__Items from a figure collection__
## START
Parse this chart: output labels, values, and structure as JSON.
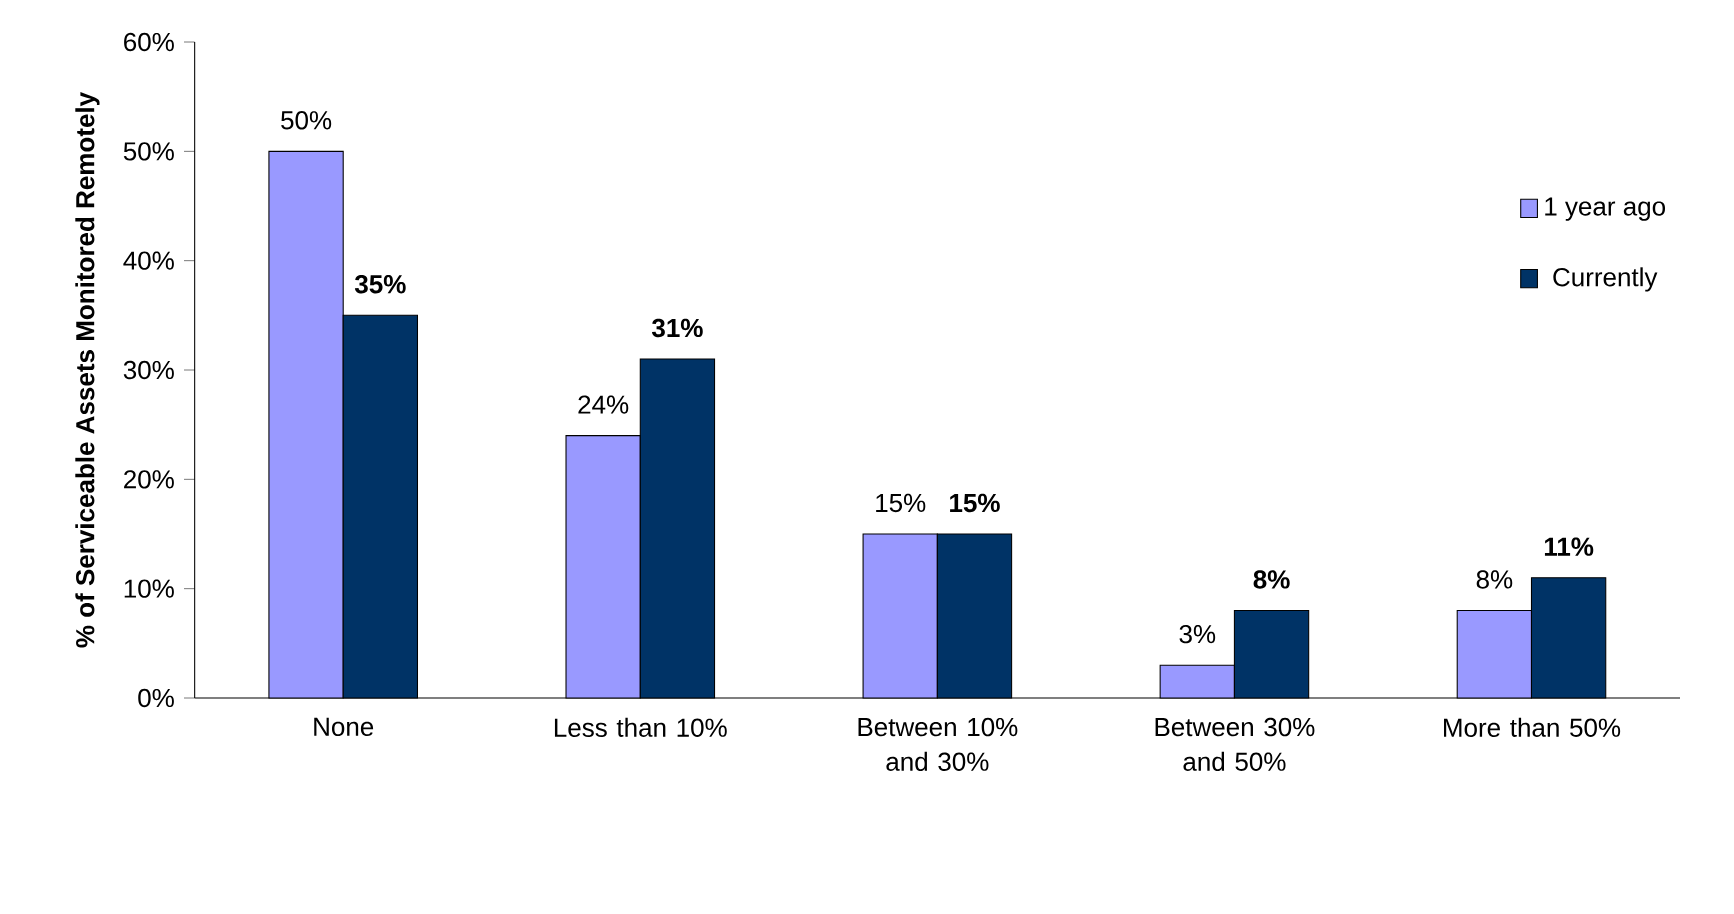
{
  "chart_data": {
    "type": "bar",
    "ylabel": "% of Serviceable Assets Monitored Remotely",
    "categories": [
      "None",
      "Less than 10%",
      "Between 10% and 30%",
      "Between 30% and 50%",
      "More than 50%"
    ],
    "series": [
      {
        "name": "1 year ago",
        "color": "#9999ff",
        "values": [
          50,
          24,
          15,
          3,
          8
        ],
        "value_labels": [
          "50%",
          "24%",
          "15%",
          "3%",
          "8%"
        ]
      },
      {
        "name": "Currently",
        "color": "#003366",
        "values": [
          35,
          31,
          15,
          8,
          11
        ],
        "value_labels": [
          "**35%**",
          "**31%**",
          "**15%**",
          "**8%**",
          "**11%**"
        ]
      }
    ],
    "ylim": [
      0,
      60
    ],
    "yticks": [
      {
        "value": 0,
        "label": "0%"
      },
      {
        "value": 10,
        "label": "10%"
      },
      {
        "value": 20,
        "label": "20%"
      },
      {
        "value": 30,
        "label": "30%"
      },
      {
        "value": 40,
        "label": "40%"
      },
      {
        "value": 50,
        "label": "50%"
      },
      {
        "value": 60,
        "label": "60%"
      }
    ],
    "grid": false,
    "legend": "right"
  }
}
## END
## START
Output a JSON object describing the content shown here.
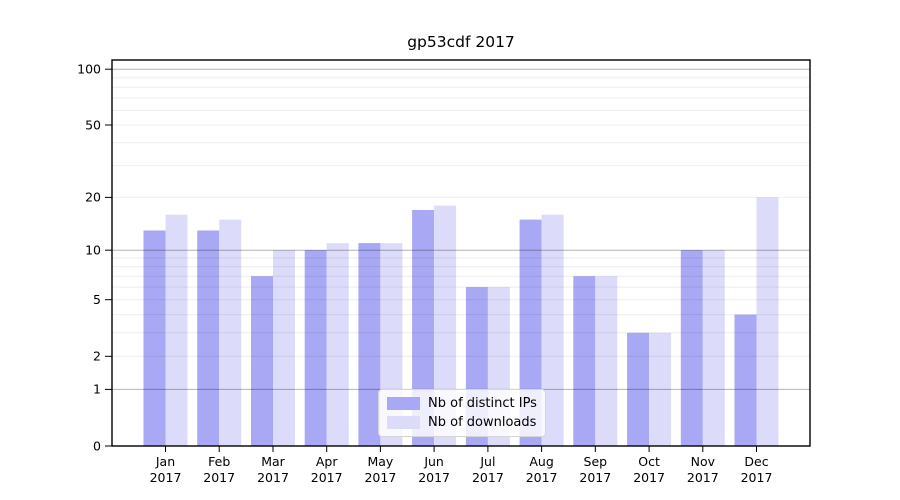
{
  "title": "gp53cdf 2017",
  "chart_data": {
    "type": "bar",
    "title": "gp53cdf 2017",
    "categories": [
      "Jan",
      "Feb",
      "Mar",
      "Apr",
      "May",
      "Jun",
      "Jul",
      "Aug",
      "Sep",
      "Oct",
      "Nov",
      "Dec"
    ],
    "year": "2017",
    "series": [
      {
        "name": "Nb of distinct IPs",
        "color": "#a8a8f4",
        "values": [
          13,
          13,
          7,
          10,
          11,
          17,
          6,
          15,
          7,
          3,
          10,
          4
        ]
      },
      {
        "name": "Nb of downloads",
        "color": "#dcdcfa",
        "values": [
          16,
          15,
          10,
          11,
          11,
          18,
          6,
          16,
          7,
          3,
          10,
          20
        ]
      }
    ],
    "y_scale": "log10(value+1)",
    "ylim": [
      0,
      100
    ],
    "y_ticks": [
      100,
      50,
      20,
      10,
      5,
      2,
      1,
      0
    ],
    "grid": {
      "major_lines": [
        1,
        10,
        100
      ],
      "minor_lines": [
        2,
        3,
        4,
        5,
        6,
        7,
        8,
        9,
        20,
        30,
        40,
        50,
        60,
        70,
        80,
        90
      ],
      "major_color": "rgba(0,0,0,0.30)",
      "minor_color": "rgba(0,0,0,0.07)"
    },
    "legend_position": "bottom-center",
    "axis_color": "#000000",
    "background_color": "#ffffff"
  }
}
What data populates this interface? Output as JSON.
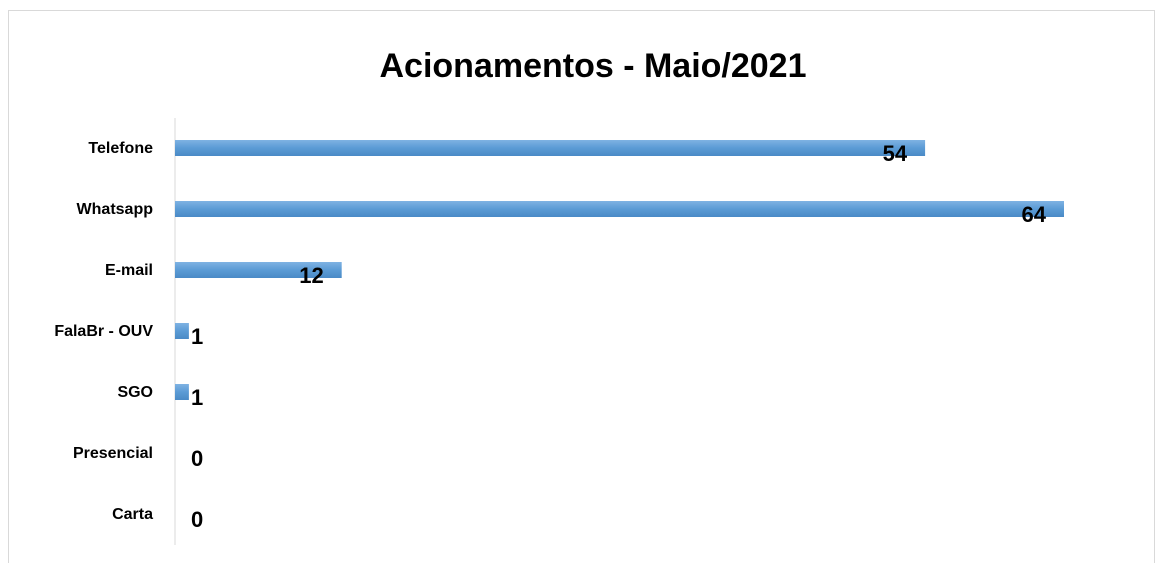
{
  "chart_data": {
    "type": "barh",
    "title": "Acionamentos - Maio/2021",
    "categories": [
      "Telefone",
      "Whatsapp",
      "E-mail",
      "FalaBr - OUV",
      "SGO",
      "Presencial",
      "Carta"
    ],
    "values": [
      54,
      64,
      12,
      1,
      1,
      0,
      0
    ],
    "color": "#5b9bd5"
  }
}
## END
__Work to do__
Only the number is wanted: how many lines of the data contain the word "this"?

__Response to the task__
2